# [DATA TO PROCESS]

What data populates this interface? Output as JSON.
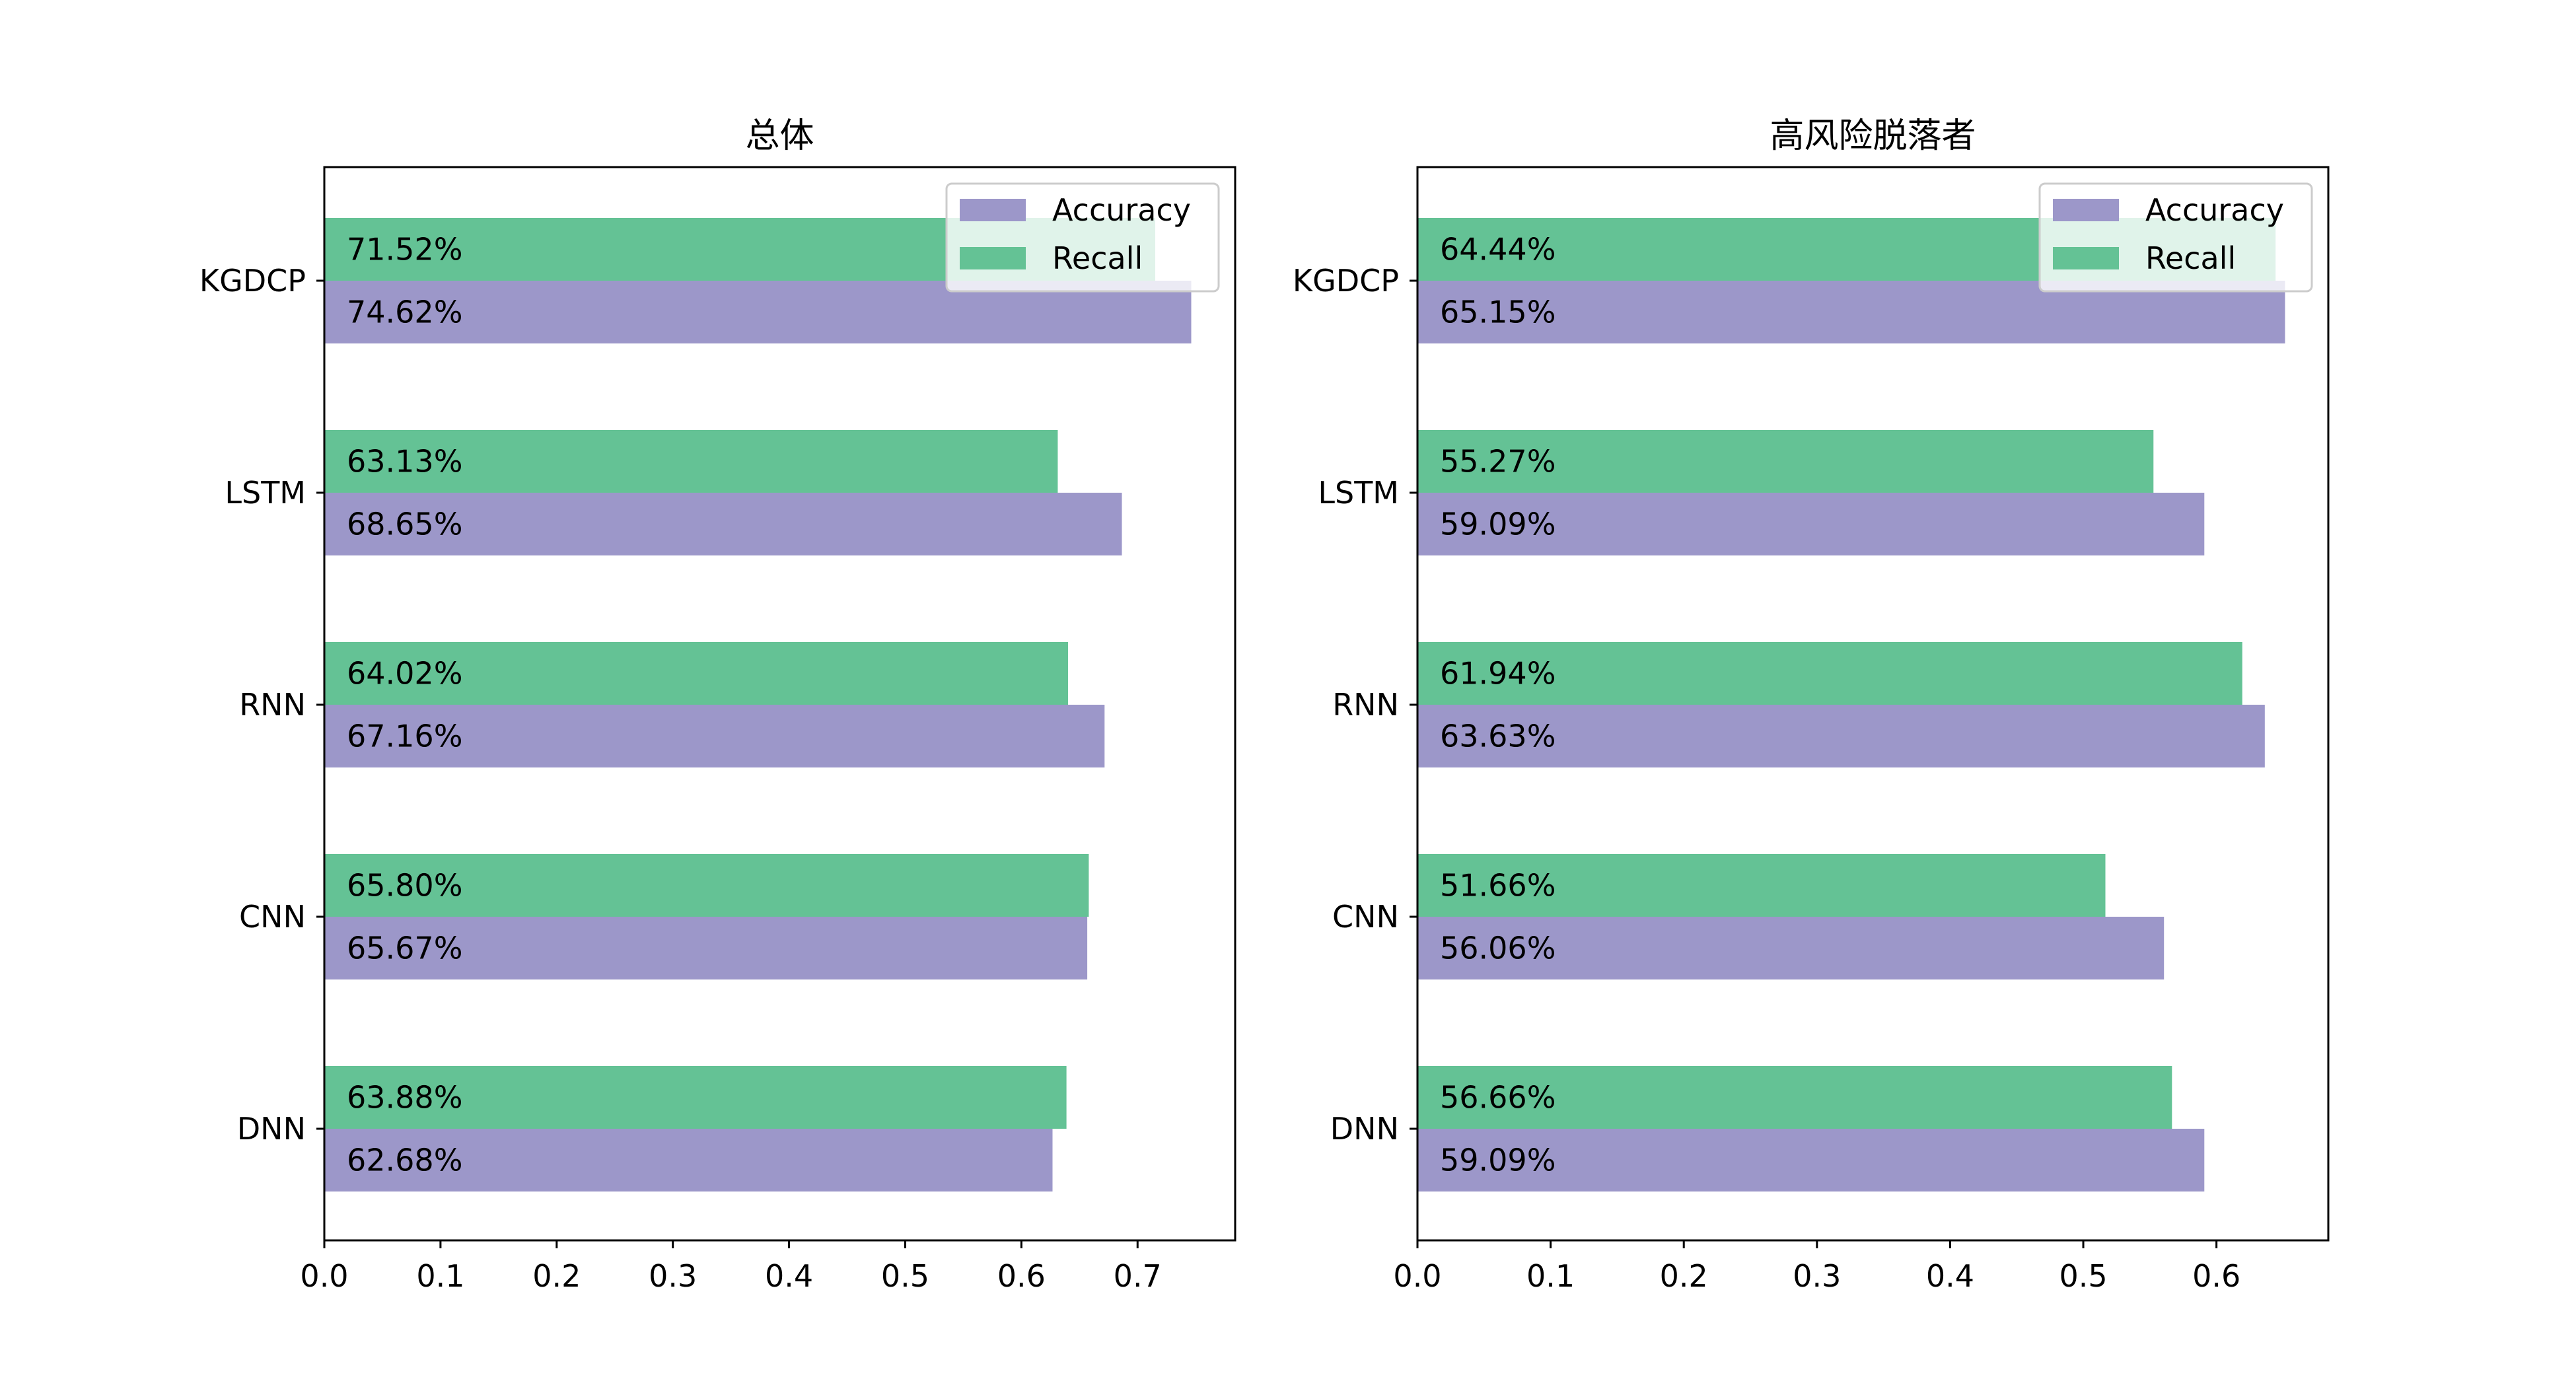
{
  "colors": {
    "accuracy": "#9c97c9",
    "recall": "#64c295",
    "background": "#ffffff",
    "axis": "#000000"
  },
  "chart_data": [
    {
      "type": "bar",
      "orientation": "horizontal",
      "title": "总体",
      "categories": [
        "DNN",
        "CNN",
        "RNN",
        "LSTM",
        "KGDCP"
      ],
      "series": [
        {
          "name": "Accuracy",
          "values": [
            0.6268,
            0.6567,
            0.6716,
            0.6865,
            0.7462
          ],
          "labels": [
            "62.68%",
            "65.67%",
            "67.16%",
            "68.65%",
            "74.62%"
          ]
        },
        {
          "name": "Recall",
          "values": [
            0.6388,
            0.658,
            0.6402,
            0.6313,
            0.7152
          ],
          "labels": [
            "63.88%",
            "65.80%",
            "64.02%",
            "63.13%",
            "71.52%"
          ]
        }
      ],
      "xlim": [
        0,
        0.784
      ],
      "xticks": [
        "0.0",
        "0.1",
        "0.2",
        "0.3",
        "0.4",
        "0.5",
        "0.6",
        "0.7"
      ],
      "legend": [
        "Accuracy",
        "Recall"
      ],
      "legend_position": "upper right"
    },
    {
      "type": "bar",
      "orientation": "horizontal",
      "title": "高风险脱落者",
      "categories": [
        "DNN",
        "CNN",
        "RNN",
        "LSTM",
        "KGDCP"
      ],
      "series": [
        {
          "name": "Accuracy",
          "values": [
            0.5909,
            0.5606,
            0.6363,
            0.5909,
            0.6515
          ],
          "labels": [
            "59.09%",
            "56.06%",
            "63.63%",
            "59.09%",
            "65.15%"
          ]
        },
        {
          "name": "Recall",
          "values": [
            0.5666,
            0.5166,
            0.6194,
            0.5527,
            0.6444
          ],
          "labels": [
            "56.66%",
            "51.66%",
            "61.94%",
            "55.27%",
            "64.44%"
          ]
        }
      ],
      "xlim": [
        0,
        0.684
      ],
      "xticks": [
        "0.0",
        "0.1",
        "0.2",
        "0.3",
        "0.4",
        "0.5",
        "0.6"
      ],
      "legend": [
        "Accuracy",
        "Recall"
      ],
      "legend_position": "upper right"
    }
  ]
}
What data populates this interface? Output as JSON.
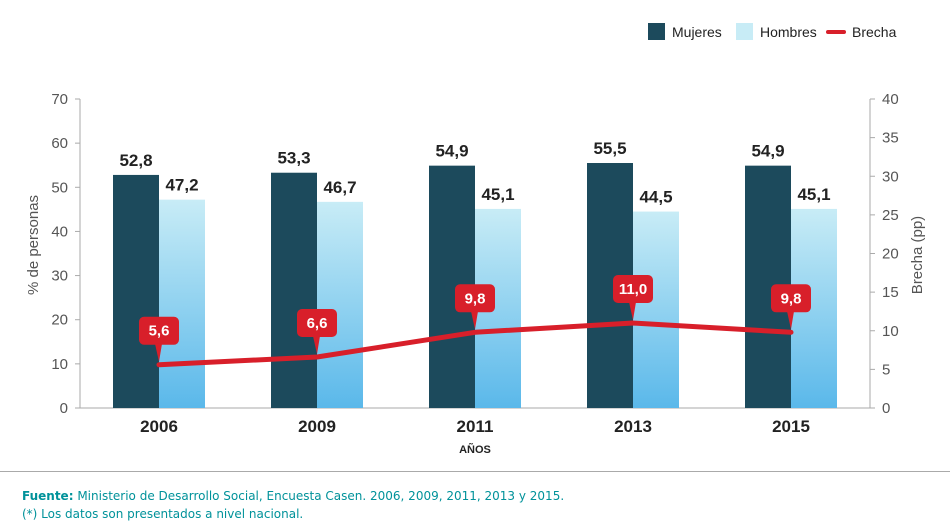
{
  "chart_data": {
    "type": "bar",
    "title": "",
    "categories": [
      "2006",
      "2009",
      "2011",
      "2013",
      "2015"
    ],
    "series": [
      {
        "name": "Mujeres",
        "kind": "bar",
        "axis": "left",
        "color": "#1c4a5c",
        "values": [
          52.8,
          53.3,
          54.9,
          55.5,
          54.9
        ],
        "labels": [
          "52,8",
          "53,3",
          "54,9",
          "55,5",
          "54,9"
        ]
      },
      {
        "name": "Hombres",
        "kind": "bar",
        "axis": "left",
        "color_top": "#c8ecf6",
        "color_bottom": "#5ab8ea",
        "values": [
          47.2,
          46.7,
          45.1,
          44.5,
          45.1
        ],
        "labels": [
          "47,2",
          "46,7",
          "45,1",
          "44,5",
          "45,1"
        ]
      },
      {
        "name": "Brecha",
        "kind": "line",
        "axis": "right",
        "color": "#d81f2a",
        "values": [
          5.6,
          6.6,
          9.8,
          11.0,
          9.8
        ],
        "labels": [
          "5,6",
          "6,6",
          "9,8",
          "11,0",
          "9,8"
        ]
      }
    ],
    "xlabel": "AÑOS",
    "ylabel": "% de personas",
    "ylim": [
      0,
      70
    ],
    "yticks": [
      0,
      10,
      20,
      30,
      40,
      50,
      60,
      70
    ],
    "y2label": "Brecha  (pp)",
    "y2lim": [
      0,
      40
    ],
    "y2ticks": [
      0,
      5,
      10,
      15,
      20,
      25,
      30,
      35,
      40
    ],
    "grid": false,
    "legend": {
      "position": "top-right",
      "entries": [
        "Mujeres",
        "Hombres",
        "Brecha"
      ]
    }
  },
  "footer": {
    "source_label": "Fuente:",
    "source_text": " Ministerio de Desarrollo Social, Encuesta Casen. 2006, 2009, 2011, 2013 y 2015.",
    "note": "(*) Los datos son presentados a nivel nacional."
  }
}
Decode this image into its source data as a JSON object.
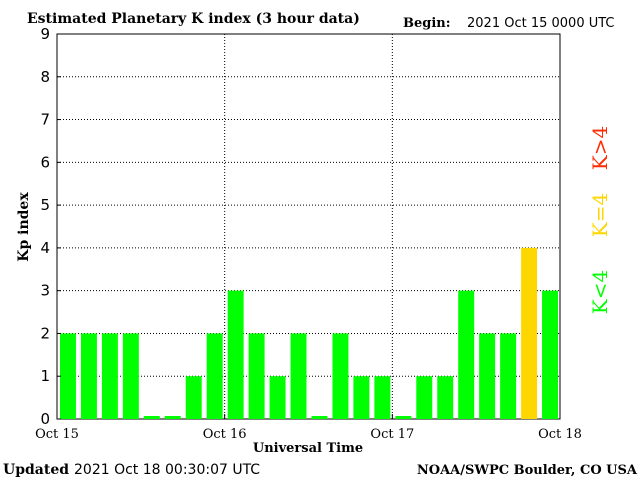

# [PROBLEM DESCRIPTION]
Copy out the entries verbatim and leave the images out.

# [EXERCISE RESULT]
What data populates this interface? Output as JSON.
{
  "colors": {
    "accuracy": "#9c97c9",
    "recall": "#64c295",
    "background": "#ffffff",
    "axis": "#000000"
  },
  "chart_data": [
    {
      "type": "bar",
      "orientation": "horizontal",
      "title": "总体",
      "categories": [
        "DNN",
        "CNN",
        "RNN",
        "LSTM",
        "KGDCP"
      ],
      "series": [
        {
          "name": "Accuracy",
          "values": [
            0.6268,
            0.6567,
            0.6716,
            0.6865,
            0.7462
          ],
          "labels": [
            "62.68%",
            "65.67%",
            "67.16%",
            "68.65%",
            "74.62%"
          ]
        },
        {
          "name": "Recall",
          "values": [
            0.6388,
            0.658,
            0.6402,
            0.6313,
            0.7152
          ],
          "labels": [
            "63.88%",
            "65.80%",
            "64.02%",
            "63.13%",
            "71.52%"
          ]
        }
      ],
      "xlim": [
        0,
        0.784
      ],
      "xticks": [
        "0.0",
        "0.1",
        "0.2",
        "0.3",
        "0.4",
        "0.5",
        "0.6",
        "0.7"
      ],
      "legend": [
        "Accuracy",
        "Recall"
      ],
      "legend_position": "upper right"
    },
    {
      "type": "bar",
      "orientation": "horizontal",
      "title": "高风险脱落者",
      "categories": [
        "DNN",
        "CNN",
        "RNN",
        "LSTM",
        "KGDCP"
      ],
      "series": [
        {
          "name": "Accuracy",
          "values": [
            0.5909,
            0.5606,
            0.6363,
            0.5909,
            0.6515
          ],
          "labels": [
            "59.09%",
            "56.06%",
            "63.63%",
            "59.09%",
            "65.15%"
          ]
        },
        {
          "name": "Recall",
          "values": [
            0.5666,
            0.5166,
            0.6194,
            0.5527,
            0.6444
          ],
          "labels": [
            "56.66%",
            "51.66%",
            "61.94%",
            "55.27%",
            "64.44%"
          ]
        }
      ],
      "xlim": [
        0,
        0.684
      ],
      "xticks": [
        "0.0",
        "0.1",
        "0.2",
        "0.3",
        "0.4",
        "0.5",
        "0.6"
      ],
      "legend": [
        "Accuracy",
        "Recall"
      ],
      "legend_position": "upper right"
    }
  ]
}
What data populates this interface? Output as JSON.
{
  "chart_data": {
    "type": "bar",
    "title": "",
    "categories": [
      "2006",
      "2009",
      "2011",
      "2013",
      "2015"
    ],
    "series": [
      {
        "name": "Mujeres",
        "kind": "bar",
        "axis": "left",
        "color": "#1c4a5c",
        "values": [
          52.8,
          53.3,
          54.9,
          55.5,
          54.9
        ],
        "labels": [
          "52,8",
          "53,3",
          "54,9",
          "55,5",
          "54,9"
        ]
      },
      {
        "name": "Hombres",
        "kind": "bar",
        "axis": "left",
        "color_top": "#c8ecf6",
        "color_bottom": "#5ab8ea",
        "values": [
          47.2,
          46.7,
          45.1,
          44.5,
          45.1
        ],
        "labels": [
          "47,2",
          "46,7",
          "45,1",
          "44,5",
          "45,1"
        ]
      },
      {
        "name": "Brecha",
        "kind": "line",
        "axis": "right",
        "color": "#d81f2a",
        "values": [
          5.6,
          6.6,
          9.8,
          11.0,
          9.8
        ],
        "labels": [
          "5,6",
          "6,6",
          "9,8",
          "11,0",
          "9,8"
        ]
      }
    ],
    "xlabel": "AÑOS",
    "ylabel": "% de personas",
    "ylim": [
      0,
      70
    ],
    "yticks": [
      0,
      10,
      20,
      30,
      40,
      50,
      60,
      70
    ],
    "y2label": "Brecha  (pp)",
    "y2lim": [
      0,
      40
    ],
    "y2ticks": [
      0,
      5,
      10,
      15,
      20,
      25,
      30,
      35,
      40
    ],
    "grid": false,
    "legend": {
      "position": "top-right",
      "entries": [
        "Mujeres",
        "Hombres",
        "Brecha"
      ]
    }
  },
  "footer": {
    "source_label": "Fuente:",
    "source_text": " Ministerio de Desarrollo Social, Encuesta Casen. 2006, 2009, 2011, 2013 y 2015.",
    "note": "(*) Los datos son presentados a nivel nacional."
  }
}
Decode this image into its source data as a JSON object.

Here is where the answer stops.